• Given problem:
All of the data must be printed exactly; please include every line.

• Data lines:
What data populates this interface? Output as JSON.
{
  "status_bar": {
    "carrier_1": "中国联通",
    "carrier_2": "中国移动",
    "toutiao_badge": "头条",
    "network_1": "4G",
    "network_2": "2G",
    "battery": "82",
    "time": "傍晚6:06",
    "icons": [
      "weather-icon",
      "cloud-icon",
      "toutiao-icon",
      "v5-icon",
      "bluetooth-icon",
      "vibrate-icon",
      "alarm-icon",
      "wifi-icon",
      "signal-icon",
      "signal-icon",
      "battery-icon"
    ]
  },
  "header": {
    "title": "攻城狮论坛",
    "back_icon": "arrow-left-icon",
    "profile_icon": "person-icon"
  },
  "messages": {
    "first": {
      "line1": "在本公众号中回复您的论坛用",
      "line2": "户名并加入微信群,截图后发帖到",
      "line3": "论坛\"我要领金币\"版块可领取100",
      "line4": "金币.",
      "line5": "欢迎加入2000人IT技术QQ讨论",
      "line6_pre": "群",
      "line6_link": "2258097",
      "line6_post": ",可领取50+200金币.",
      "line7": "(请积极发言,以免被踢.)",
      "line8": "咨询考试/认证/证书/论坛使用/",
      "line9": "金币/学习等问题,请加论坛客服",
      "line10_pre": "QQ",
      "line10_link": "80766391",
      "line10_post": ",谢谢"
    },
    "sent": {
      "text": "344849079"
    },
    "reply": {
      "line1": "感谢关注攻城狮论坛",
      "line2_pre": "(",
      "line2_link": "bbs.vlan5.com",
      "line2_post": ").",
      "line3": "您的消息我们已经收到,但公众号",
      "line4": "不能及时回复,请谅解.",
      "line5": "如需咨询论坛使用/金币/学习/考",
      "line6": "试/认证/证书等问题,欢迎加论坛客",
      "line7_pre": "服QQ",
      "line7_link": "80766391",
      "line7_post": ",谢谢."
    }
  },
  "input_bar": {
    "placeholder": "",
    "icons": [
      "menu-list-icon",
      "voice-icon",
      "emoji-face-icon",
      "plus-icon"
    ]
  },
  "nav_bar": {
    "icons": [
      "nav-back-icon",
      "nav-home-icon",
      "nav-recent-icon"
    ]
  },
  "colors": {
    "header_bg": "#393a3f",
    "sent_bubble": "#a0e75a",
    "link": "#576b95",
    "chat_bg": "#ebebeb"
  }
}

• Output for this task:
What data populates this interface? Output as JSON.
{
  "status_bar": {
    "carrier_1": "中国联通",
    "carrier_2": "中国移动",
    "toutiao_badge": "头条",
    "network_1": "4G",
    "network_2": "2G",
    "battery": "82",
    "time": "傍晚6:06",
    "icons": [
      "weather-icon",
      "cloud-icon",
      "toutiao-icon",
      "v5-icon",
      "bluetooth-icon",
      "vibrate-icon",
      "alarm-icon",
      "wifi-icon",
      "signal-icon",
      "signal-icon",
      "battery-icon"
    ]
  },
  "header": {
    "title": "攻城狮论坛",
    "back_icon": "arrow-left-icon",
    "profile_icon": "person-icon"
  },
  "messages": {
    "first": {
      "line1": "在本公众号中回复您的论坛用",
      "line2": "户名并加入微信群,截图后发帖到",
      "line3": "论坛\"我要领金币\"版块可领取100",
      "line4": "金币.",
      "line5": "欢迎加入2000人IT技术QQ讨论",
      "line6_pre": "群",
      "line6_link": "2258097",
      "line6_post": ",可领取50+200金币.",
      "line7": "(请积极发言,以免被踢.)",
      "line8": "咨询考试/认证/证书/论坛使用/",
      "line9": "金币/学习等问题,请加论坛客服",
      "line10_pre": "QQ",
      "line10_link": "80766391",
      "line10_post": ",谢谢"
    },
    "sent": {
      "text": "344849079"
    },
    "reply": {
      "line1": "感谢关注攻城狮论坛",
      "line2_pre": "(",
      "line2_link": "bbs.vlan5.com",
      "line2_post": ").",
      "line3": "您的消息我们已经收到,但公众号",
      "line4": "不能及时回复,请谅解.",
      "line5": "如需咨询论坛使用/金币/学习/考",
      "line6": "试/认证/证书等问题,欢迎加论坛客",
      "line7_pre": "服QQ",
      "line7_link": "80766391",
      "line7_post": ",谢谢."
    }
  },
  "input_bar": {
    "placeholder": "",
    "icons": [
      "menu-list-icon",
      "voice-icon",
      "emoji-face-icon",
      "plus-icon"
    ]
  },
  "nav_bar": {
    "icons": [
      "nav-back-icon",
      "nav-home-icon",
      "nav-recent-icon"
    ]
  },
  "colors": {
    "header_bg": "#393a3f",
    "sent_bubble": "#a0e75a",
    "link": "#576b95",
    "chat_bg": "#ebebeb"
  }
}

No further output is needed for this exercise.